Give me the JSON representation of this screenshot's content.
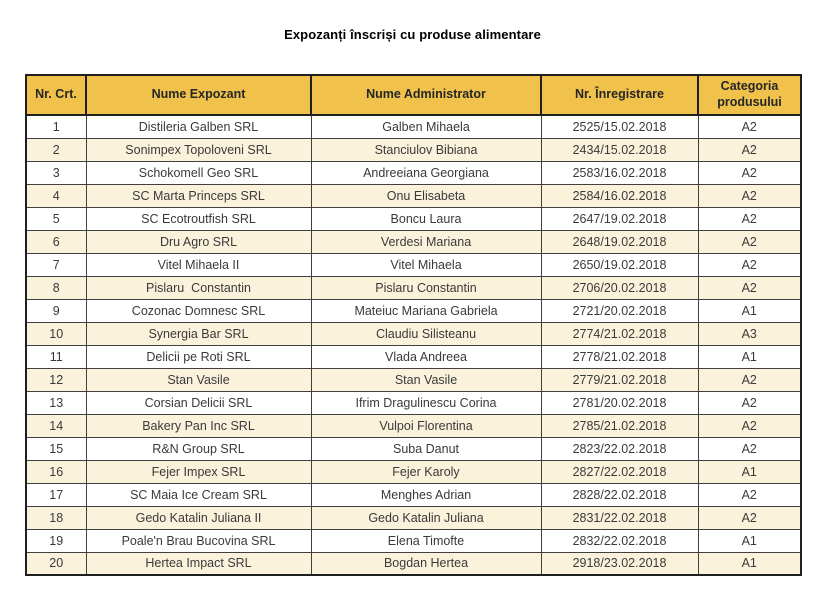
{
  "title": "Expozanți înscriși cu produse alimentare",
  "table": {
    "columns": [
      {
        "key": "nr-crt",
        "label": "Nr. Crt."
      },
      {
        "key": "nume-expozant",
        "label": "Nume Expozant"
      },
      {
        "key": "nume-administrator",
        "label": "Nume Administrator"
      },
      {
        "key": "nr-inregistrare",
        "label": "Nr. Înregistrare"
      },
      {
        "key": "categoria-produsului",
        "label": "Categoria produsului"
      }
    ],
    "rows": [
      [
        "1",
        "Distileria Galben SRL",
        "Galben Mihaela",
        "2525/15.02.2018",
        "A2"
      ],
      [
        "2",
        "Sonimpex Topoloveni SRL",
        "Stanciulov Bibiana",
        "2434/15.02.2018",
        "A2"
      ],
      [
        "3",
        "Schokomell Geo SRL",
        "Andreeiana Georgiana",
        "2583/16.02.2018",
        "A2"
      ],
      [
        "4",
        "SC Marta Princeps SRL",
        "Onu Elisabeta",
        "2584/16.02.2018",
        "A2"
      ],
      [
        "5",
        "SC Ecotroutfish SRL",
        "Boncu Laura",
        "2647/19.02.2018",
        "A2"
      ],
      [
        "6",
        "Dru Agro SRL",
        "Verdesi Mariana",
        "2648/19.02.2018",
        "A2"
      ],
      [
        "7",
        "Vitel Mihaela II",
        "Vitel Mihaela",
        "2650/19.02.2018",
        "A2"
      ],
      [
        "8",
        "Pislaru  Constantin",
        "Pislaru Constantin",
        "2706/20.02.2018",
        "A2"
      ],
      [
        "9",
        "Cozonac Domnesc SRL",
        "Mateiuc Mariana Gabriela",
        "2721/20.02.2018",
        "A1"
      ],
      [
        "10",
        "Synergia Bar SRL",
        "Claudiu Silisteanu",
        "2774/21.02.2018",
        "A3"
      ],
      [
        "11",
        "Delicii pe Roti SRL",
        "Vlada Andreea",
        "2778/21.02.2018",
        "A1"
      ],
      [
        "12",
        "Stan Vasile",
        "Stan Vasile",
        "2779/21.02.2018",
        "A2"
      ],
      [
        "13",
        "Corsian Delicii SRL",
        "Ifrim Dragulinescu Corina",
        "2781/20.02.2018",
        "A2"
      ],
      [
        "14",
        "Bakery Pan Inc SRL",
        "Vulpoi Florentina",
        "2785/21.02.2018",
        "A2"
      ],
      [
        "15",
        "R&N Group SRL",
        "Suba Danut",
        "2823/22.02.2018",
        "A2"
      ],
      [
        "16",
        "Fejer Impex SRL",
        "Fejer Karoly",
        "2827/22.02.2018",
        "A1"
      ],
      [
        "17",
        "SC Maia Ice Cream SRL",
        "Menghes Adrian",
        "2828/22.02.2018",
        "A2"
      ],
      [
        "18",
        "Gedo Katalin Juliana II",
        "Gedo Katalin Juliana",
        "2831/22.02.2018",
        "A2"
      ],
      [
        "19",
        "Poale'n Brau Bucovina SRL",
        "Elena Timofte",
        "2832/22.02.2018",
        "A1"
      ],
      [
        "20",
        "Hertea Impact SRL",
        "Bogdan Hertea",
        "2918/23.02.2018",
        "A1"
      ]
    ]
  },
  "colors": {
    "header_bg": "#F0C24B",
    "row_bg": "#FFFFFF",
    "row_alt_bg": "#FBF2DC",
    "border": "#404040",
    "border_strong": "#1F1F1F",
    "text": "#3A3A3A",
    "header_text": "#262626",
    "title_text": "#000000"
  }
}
--------
__SHORT TASK__:
Show the lines of the data that hold the word "Constantin".

__SOLUTION__:
        "Pislaru  Constantin",
        "Pislaru Constantin",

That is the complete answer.